Burkina Faso: Le gouvernement réhabilite les chapeaux de Saponé

Au Burkina Faso, le gouvernement poursuit la protection des produits de l'artisanat. Après le fasodanfani, le pagne traditionnel, c'est au tour du célèbre chapeau de Saponé. Confectionné avec de la paille, cet objet de l'artisanat fait la fierté des habitants de la commune de Saponé (à environ 30 km au sud de la capitale) depuis des siècles. Désormais, un logotype sera apposé sur tous les chapeaux produits à Saponé, ce qui limiterait les contrefaçons de ce chapeau en paille, de forme conique et décoré avec du cuir.

Bernard Ouedraogo confectionne les chapeaux à Saponé depuis plusieurs années. Ses clients viennent de l'intérieur et de l'extérieur du pays. Afin de permettre à Bernard et ses camarades artisans de vivre pleinement de leur production, le gouvernement a décidé de réorganiser cette filière : mise en place d'un cahier de charges, protection du chapeau contre la contrefaçon et la fraude... Le processus de labélisation de ce symbole de l'identité culturelle burkinabè vient de commencer.

« Nous allons, avec la coopérative, faire en sorte que tous les produits qui vont sortir d'ici soient donc labellisés de telle sorte que ce produit vas se frayer davantage une plus-value au niveau international et les gens se rendront compte d'où vient le chapeau, par qui il a été fabriqué », a déclaré Harouna Kaboré, ministre du Commerce, de l'Industrie et de l'Artisanat.

* _DONNÉES À ANALYSER_
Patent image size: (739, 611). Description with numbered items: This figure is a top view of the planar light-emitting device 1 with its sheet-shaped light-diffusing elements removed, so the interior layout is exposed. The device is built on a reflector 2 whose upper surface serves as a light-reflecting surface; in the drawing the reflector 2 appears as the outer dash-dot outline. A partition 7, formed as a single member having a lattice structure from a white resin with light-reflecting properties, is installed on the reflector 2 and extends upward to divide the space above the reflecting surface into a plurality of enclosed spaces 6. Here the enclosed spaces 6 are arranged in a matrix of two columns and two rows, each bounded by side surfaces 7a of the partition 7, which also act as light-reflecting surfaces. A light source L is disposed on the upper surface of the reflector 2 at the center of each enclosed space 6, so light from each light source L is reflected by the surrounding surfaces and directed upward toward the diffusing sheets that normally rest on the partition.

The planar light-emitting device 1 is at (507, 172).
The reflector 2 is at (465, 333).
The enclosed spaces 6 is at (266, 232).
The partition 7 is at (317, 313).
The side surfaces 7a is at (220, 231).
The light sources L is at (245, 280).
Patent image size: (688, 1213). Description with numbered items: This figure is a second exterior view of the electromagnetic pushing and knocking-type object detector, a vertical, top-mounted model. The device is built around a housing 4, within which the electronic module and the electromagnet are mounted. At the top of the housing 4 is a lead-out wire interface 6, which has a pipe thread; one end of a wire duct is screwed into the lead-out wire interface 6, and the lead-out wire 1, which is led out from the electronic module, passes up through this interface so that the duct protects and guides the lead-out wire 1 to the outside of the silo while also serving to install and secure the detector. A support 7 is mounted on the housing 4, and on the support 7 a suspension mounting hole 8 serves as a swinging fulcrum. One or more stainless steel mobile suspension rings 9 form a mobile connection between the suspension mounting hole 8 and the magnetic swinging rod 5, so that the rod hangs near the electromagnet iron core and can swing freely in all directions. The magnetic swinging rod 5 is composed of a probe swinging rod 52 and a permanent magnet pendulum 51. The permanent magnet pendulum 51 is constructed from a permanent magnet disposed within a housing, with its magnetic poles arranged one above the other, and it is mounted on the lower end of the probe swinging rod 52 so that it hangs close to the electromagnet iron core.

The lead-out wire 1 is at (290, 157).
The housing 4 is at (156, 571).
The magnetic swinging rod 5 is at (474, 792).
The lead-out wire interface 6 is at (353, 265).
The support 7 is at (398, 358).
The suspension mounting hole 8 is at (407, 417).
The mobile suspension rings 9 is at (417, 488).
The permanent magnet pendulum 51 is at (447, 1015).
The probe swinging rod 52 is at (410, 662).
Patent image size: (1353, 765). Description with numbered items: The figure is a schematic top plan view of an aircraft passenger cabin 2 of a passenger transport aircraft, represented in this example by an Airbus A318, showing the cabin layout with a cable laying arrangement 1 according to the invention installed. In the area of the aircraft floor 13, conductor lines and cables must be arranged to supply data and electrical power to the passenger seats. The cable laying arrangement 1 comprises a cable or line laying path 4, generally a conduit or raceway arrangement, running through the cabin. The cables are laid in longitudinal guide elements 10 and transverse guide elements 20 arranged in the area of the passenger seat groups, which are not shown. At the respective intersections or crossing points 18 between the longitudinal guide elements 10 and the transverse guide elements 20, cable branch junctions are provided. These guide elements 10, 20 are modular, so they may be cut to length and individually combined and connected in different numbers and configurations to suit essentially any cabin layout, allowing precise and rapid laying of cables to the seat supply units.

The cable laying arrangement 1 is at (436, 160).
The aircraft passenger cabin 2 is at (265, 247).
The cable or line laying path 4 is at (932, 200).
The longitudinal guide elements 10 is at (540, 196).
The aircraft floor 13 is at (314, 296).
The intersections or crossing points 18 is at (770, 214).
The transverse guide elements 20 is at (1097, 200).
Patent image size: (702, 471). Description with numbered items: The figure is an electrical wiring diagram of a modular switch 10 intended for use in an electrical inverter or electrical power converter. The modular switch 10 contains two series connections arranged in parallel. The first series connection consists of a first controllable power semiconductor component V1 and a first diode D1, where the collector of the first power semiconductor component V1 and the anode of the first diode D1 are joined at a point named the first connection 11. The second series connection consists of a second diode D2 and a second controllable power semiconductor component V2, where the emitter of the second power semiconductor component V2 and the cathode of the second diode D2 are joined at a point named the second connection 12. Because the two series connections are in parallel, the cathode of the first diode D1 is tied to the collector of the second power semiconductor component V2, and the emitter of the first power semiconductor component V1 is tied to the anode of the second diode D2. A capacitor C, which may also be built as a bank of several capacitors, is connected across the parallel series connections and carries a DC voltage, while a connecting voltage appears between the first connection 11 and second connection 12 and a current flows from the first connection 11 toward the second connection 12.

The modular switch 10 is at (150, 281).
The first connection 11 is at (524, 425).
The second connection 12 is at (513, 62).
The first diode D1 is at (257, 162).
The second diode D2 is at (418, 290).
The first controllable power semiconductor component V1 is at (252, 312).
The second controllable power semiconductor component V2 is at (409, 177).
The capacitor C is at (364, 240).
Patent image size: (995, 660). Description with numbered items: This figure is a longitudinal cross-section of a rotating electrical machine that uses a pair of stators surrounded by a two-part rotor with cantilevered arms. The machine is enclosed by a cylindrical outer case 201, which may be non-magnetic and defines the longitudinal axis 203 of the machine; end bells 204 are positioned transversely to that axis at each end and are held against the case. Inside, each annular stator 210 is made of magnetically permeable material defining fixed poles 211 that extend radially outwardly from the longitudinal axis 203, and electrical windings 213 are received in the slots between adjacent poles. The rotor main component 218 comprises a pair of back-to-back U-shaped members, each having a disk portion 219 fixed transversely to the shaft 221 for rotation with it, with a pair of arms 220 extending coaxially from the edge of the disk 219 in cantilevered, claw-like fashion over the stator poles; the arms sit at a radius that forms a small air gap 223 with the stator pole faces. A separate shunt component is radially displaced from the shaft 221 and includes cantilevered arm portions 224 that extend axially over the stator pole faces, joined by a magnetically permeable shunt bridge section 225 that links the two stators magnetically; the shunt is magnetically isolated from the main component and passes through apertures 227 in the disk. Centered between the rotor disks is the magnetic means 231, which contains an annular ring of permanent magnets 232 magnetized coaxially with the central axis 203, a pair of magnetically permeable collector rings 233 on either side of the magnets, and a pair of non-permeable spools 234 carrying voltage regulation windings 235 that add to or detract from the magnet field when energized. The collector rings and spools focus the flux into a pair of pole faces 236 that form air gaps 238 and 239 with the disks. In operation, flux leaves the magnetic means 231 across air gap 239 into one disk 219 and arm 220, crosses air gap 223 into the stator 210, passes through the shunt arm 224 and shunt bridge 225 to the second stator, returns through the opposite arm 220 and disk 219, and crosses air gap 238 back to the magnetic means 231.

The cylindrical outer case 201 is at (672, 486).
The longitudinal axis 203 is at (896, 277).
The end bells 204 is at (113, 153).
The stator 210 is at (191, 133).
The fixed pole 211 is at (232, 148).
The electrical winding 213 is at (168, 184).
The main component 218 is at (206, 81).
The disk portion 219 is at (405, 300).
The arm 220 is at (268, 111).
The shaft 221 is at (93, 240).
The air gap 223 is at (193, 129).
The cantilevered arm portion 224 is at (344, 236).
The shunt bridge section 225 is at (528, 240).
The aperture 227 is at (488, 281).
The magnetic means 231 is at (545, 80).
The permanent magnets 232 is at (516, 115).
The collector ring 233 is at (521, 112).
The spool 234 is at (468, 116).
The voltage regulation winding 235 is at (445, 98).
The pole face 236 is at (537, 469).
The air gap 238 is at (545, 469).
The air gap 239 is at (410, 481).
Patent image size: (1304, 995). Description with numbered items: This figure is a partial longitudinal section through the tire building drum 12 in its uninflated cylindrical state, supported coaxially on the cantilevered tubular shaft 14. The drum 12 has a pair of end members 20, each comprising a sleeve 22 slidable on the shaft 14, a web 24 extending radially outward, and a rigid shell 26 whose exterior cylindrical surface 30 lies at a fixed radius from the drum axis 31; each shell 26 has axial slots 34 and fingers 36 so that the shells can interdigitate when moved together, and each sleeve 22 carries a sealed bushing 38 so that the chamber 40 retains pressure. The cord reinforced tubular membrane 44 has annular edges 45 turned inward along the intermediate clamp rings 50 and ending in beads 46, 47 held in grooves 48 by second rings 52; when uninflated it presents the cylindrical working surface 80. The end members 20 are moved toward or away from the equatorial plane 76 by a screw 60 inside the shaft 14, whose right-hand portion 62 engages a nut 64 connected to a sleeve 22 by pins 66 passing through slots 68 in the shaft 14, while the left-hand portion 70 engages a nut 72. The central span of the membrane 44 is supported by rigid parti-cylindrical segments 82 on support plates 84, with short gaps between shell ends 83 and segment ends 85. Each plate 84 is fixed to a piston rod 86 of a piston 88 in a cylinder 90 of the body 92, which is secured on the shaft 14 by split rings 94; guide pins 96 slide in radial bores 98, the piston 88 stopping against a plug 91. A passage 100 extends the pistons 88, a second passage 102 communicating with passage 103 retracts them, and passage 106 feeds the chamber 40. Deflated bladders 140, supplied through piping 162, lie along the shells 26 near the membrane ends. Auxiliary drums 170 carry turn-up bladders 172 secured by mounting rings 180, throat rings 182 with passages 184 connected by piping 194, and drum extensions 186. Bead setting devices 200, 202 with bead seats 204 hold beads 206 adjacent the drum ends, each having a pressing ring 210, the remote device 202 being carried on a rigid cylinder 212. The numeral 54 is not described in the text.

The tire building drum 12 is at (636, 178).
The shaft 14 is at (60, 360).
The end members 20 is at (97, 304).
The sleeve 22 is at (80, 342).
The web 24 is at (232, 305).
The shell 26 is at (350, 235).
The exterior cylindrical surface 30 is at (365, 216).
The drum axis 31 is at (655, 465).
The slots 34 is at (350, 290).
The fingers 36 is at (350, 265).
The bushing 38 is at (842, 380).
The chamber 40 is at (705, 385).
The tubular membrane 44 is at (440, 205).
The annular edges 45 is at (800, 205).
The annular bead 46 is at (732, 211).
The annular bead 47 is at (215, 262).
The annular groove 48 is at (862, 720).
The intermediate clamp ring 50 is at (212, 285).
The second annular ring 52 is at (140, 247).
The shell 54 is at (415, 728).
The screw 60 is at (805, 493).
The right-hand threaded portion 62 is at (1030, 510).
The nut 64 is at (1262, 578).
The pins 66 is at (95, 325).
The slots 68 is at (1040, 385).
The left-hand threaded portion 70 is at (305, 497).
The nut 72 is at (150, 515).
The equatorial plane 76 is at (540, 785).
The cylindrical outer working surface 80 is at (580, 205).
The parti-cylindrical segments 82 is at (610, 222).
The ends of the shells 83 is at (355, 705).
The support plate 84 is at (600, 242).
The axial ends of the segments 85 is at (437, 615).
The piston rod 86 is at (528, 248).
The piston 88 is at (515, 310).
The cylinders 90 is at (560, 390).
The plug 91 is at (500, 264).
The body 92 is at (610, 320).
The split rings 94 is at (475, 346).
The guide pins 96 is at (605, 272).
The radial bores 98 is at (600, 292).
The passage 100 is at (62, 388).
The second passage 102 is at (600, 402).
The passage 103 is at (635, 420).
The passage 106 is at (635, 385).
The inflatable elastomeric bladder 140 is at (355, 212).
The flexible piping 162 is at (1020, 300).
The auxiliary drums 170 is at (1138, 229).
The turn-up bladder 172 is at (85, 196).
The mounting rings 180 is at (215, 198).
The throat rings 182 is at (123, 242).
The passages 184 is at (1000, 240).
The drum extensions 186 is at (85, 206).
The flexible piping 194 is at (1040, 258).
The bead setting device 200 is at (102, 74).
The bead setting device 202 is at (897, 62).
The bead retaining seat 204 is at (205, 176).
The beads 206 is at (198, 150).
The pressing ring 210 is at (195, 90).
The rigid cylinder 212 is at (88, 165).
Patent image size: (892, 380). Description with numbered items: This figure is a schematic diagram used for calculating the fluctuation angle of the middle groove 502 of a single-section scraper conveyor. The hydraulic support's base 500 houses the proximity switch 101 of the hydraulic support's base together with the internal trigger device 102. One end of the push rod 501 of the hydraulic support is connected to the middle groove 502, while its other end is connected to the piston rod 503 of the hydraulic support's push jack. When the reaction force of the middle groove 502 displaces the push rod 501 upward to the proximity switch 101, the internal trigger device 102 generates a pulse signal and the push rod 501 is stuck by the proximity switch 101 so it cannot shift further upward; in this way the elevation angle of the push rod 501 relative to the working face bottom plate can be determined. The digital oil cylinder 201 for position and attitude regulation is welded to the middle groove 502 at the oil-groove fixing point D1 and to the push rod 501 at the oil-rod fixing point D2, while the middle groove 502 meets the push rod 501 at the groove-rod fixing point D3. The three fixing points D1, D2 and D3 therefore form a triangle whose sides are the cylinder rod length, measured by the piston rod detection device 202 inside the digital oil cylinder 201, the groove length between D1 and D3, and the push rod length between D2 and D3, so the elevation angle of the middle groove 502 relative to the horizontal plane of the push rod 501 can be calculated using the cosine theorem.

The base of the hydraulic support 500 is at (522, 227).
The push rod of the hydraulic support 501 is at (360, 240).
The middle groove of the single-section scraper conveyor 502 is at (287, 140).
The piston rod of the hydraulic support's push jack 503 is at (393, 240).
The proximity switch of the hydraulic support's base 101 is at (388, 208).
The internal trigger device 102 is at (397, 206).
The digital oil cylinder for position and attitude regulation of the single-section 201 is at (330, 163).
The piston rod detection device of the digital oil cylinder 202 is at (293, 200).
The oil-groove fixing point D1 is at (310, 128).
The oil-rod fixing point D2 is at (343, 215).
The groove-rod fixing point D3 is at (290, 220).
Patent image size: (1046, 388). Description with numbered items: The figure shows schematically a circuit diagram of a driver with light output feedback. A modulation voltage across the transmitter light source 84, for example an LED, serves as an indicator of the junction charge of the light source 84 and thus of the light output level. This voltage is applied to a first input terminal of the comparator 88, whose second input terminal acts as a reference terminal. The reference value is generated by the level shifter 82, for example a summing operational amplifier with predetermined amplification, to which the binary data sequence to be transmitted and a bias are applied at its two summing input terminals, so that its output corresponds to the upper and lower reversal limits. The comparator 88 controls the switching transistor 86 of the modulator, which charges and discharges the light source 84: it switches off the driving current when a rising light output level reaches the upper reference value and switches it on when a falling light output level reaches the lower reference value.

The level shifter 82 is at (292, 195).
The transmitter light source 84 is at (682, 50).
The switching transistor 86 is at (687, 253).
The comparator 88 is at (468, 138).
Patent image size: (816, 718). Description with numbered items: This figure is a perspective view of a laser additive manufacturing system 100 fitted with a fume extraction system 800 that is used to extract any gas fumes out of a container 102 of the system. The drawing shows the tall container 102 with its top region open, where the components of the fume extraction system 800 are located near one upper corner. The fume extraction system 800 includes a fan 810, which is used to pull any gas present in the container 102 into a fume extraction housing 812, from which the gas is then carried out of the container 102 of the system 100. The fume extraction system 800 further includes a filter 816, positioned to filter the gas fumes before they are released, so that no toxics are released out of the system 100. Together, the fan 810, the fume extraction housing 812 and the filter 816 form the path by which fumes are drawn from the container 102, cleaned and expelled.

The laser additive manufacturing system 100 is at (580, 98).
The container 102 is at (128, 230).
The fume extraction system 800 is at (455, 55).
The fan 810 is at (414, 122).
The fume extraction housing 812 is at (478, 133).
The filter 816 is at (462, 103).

* _CONSIGNES_
A) Dans l'article sur les chapeaux de Saponé, résumez sous forme de liste le paragraphe qui commence par « Bernard Ouedraogo confectionne les chapeaux ». Conservez ses faits principaux.
B) Recopiez sans modification le passage de l'article sur les chapeaux de Saponé qui commence par « Au Burkina Faso, le » et se termine par « avec du cuir. ».

* _RÉPONSES AUX ACTIVITÉS_
A)
- Bernard Ouedraogo fabrique des chapeaux à Saponé depuis plusieurs années. Ses clients viennent de l'intérieur et de l'extérieur du pays.
- Le gouvernement réorganise la filière pour que les artisans vivent pleinement de leur production. Il met en place un cahier de charges et protège le chapeau contre la contrefaçon et la fraude.
- La labélisation de ce symbole de l'identité culturelle burkinabè vient de commencer.

B)
Au Burkina Faso, le gouvernement poursuit la protection des produits de l'artisanat. Après le fasodanfani, le pagne traditionnel, c'est au tour du célèbre chapeau de Saponé. Confectionné avec de la paille, cet objet de l'artisanat fait la fierté des habitants de la commune de Saponé (à environ 30 km au sud de la capitale) depuis des siècles. Désormais, un logotype sera apposé sur tous les chapeaux produits à Saponé, ce qui limiterait les contrefaçons de ce chapeau en paille, de forme conique et décoré avec du cuir.